**EXERCISE TASK**
Below you will find a set of lines. Repeat them all exactly.

_ _ _

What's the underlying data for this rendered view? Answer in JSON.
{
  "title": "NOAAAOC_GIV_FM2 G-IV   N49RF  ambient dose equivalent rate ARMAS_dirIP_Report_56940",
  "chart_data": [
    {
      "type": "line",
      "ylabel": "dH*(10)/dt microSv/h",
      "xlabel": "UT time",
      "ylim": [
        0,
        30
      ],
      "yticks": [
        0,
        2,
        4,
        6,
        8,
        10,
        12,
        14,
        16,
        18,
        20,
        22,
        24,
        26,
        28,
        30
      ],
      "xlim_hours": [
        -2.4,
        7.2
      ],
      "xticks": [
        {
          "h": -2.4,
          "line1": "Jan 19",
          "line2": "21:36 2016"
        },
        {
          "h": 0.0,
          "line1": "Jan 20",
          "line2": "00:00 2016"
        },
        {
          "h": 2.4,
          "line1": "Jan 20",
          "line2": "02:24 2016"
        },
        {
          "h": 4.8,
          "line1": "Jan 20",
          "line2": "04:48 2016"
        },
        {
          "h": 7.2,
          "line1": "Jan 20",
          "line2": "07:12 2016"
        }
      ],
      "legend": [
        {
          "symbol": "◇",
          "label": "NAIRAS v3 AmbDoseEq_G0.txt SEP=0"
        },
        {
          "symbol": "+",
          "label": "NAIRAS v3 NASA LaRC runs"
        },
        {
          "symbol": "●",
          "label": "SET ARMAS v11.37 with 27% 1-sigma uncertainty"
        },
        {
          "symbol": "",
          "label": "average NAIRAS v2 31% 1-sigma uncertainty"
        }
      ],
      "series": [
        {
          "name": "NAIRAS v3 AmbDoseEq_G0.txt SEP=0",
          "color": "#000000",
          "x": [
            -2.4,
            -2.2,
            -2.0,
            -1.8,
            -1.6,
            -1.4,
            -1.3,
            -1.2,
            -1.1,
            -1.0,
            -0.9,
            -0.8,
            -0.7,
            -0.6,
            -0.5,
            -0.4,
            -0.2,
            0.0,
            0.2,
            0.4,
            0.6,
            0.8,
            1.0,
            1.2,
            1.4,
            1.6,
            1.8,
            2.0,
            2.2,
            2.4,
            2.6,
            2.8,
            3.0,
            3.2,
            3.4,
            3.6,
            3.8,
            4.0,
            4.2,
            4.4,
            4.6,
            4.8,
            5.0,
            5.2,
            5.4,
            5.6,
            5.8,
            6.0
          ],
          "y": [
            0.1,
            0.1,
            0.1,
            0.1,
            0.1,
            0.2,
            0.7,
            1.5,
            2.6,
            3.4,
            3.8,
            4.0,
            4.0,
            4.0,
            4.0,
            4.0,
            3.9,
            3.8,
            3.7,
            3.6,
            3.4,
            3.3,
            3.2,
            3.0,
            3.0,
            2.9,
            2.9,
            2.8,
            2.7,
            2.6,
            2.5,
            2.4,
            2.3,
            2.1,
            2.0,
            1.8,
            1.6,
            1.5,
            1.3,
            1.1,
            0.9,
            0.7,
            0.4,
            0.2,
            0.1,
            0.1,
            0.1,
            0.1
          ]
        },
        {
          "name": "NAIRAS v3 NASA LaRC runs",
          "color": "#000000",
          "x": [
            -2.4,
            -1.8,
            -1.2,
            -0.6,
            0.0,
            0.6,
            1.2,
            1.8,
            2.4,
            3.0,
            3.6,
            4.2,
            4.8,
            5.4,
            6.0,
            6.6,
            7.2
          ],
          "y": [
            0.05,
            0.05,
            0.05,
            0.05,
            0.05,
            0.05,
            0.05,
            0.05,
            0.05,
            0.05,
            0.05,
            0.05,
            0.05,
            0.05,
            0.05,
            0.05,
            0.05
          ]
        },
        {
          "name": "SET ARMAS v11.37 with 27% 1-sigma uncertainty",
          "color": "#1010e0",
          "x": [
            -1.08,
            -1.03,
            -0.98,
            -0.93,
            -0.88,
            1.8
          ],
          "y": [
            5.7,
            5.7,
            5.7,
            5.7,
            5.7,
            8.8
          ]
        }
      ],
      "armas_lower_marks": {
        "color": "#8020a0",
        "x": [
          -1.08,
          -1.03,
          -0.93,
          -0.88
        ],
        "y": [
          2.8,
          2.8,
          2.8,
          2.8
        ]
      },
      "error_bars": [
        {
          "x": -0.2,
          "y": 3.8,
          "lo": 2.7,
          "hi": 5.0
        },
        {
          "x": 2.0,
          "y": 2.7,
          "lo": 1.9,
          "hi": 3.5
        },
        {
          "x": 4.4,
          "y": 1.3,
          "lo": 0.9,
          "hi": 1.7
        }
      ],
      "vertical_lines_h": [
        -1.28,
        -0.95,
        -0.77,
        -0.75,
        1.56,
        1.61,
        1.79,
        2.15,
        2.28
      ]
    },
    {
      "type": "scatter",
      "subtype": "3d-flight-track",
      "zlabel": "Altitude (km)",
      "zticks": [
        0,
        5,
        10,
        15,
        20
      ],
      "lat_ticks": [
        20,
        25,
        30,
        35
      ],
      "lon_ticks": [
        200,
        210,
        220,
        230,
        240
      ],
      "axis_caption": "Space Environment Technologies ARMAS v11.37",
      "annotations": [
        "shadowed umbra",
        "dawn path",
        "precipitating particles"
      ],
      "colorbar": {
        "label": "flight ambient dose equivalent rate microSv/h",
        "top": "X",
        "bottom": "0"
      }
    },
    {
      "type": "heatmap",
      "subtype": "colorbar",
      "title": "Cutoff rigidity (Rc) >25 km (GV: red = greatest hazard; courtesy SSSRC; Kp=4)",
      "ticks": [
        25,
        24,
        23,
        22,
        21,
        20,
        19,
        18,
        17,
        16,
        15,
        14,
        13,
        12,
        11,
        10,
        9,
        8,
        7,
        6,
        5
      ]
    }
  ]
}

_ _ _

**THE SOLUTION**
What's the underlying data for this rendered view? Answer in JSON.
{
  "title": "NOAAAOC_GIV_FM2 G-IV   N49RF  ambient dose equivalent rate ARMAS_dirIP_Report_56940",
  "chart_data": [
    {
      "type": "line",
      "ylabel": "dH*(10)/dt microSv/h",
      "xlabel": "UT time",
      "ylim": [
        0,
        30
      ],
      "yticks": [
        0,
        2,
        4,
        6,
        8,
        10,
        12,
        14,
        16,
        18,
        20,
        22,
        24,
        26,
        28,
        30
      ],
      "xlim_hours": [
        -2.4,
        7.2
      ],
      "xticks": [
        {
          "h": -2.4,
          "line1": "Jan 19",
          "line2": "21:36 2016"
        },
        {
          "h": 0.0,
          "line1": "Jan 20",
          "line2": "00:00 2016"
        },
        {
          "h": 2.4,
          "line1": "Jan 20",
          "line2": "02:24 2016"
        },
        {
          "h": 4.8,
          "line1": "Jan 20",
          "line2": "04:48 2016"
        },
        {
          "h": 7.2,
          "line1": "Jan 20",
          "line2": "07:12 2016"
        }
      ],
      "legend": [
        {
          "symbol": "◇",
          "label": "NAIRAS v3 AmbDoseEq_G0.txt SEP=0"
        },
        {
          "symbol": "+",
          "label": "NAIRAS v3 NASA LaRC runs"
        },
        {
          "symbol": "●",
          "label": "SET ARMAS v11.37 with 27% 1-sigma uncertainty"
        },
        {
          "symbol": "",
          "label": "average NAIRAS v2 31% 1-sigma uncertainty"
        }
      ],
      "series": [
        {
          "name": "NAIRAS v3 AmbDoseEq_G0.txt SEP=0",
          "color": "#000000",
          "x": [
            -2.4,
            -2.2,
            -2.0,
            -1.8,
            -1.6,
            -1.4,
            -1.3,
            -1.2,
            -1.1,
            -1.0,
            -0.9,
            -0.8,
            -0.7,
            -0.6,
            -0.5,
            -0.4,
            -0.2,
            0.0,
            0.2,
            0.4,
            0.6,
            0.8,
            1.0,
            1.2,
            1.4,
            1.6,
            1.8,
            2.0,
            2.2,
            2.4,
            2.6,
            2.8,
            3.0,
            3.2,
            3.4,
            3.6,
            3.8,
            4.0,
            4.2,
            4.4,
            4.6,
            4.8,
            5.0,
            5.2,
            5.4,
            5.6,
            5.8,
            6.0
          ],
          "y": [
            0.1,
            0.1,
            0.1,
            0.1,
            0.1,
            0.2,
            0.7,
            1.5,
            2.6,
            3.4,
            3.8,
            4.0,
            4.0,
            4.0,
            4.0,
            4.0,
            3.9,
            3.8,
            3.7,
            3.6,
            3.4,
            3.3,
            3.2,
            3.0,
            3.0,
            2.9,
            2.9,
            2.8,
            2.7,
            2.6,
            2.5,
            2.4,
            2.3,
            2.1,
            2.0,
            1.8,
            1.6,
            1.5,
            1.3,
            1.1,
            0.9,
            0.7,
            0.4,
            0.2,
            0.1,
            0.1,
            0.1,
            0.1
          ]
        },
        {
          "name": "NAIRAS v3 NASA LaRC runs",
          "color": "#000000",
          "x": [
            -2.4,
            -1.8,
            -1.2,
            -0.6,
            0.0,
            0.6,
            1.2,
            1.8,
            2.4,
            3.0,
            3.6,
            4.2,
            4.8,
            5.4,
            6.0,
            6.6,
            7.2
          ],
          "y": [
            0.05,
            0.05,
            0.05,
            0.05,
            0.05,
            0.05,
            0.05,
            0.05,
            0.05,
            0.05,
            0.05,
            0.05,
            0.05,
            0.05,
            0.05,
            0.05,
            0.05
          ]
        },
        {
          "name": "SET ARMAS v11.37 with 27% 1-sigma uncertainty",
          "color": "#1010e0",
          "x": [
            -1.08,
            -1.03,
            -0.98,
            -0.93,
            -0.88,
            1.8
          ],
          "y": [
            5.7,
            5.7,
            5.7,
            5.7,
            5.7,
            8.8
          ]
        }
      ],
      "armas_lower_marks": {
        "color": "#8020a0",
        "x": [
          -1.08,
          -1.03,
          -0.93,
          -0.88
        ],
        "y": [
          2.8,
          2.8,
          2.8,
          2.8
        ]
      },
      "error_bars": [
        {
          "x": -0.2,
          "y": 3.8,
          "lo": 2.7,
          "hi": 5.0
        },
        {
          "x": 2.0,
          "y": 2.7,
          "lo": 1.9,
          "hi": 3.5
        },
        {
          "x": 4.4,
          "y": 1.3,
          "lo": 0.9,
          "hi": 1.7
        }
      ],
      "vertical_lines_h": [
        -1.28,
        -0.95,
        -0.77,
        -0.75,
        1.56,
        1.61,
        1.79,
        2.15,
        2.28
      ]
    },
    {
      "type": "scatter",
      "subtype": "3d-flight-track",
      "zlabel": "Altitude (km)",
      "zticks": [
        0,
        5,
        10,
        15,
        20
      ],
      "lat_ticks": [
        20,
        25,
        30,
        35
      ],
      "lon_ticks": [
        200,
        210,
        220,
        230,
        240
      ],
      "axis_caption": "Space Environment Technologies ARMAS v11.37",
      "annotations": [
        "shadowed umbra",
        "dawn path",
        "precipitating particles"
      ],
      "colorbar": {
        "label": "flight ambient dose equivalent rate microSv/h",
        "top": "X",
        "bottom": "0"
      }
    },
    {
      "type": "heatmap",
      "subtype": "colorbar",
      "title": "Cutoff rigidity (Rc) >25 km (GV: red = greatest hazard; courtesy SSSRC; Kp=4)",
      "ticks": [
        25,
        24,
        23,
        22,
        21,
        20,
        19,
        18,
        17,
        16,
        15,
        14,
        13,
        12,
        11,
        10,
        9,
        8,
        7,
        6,
        5
      ]
    }
  ]
}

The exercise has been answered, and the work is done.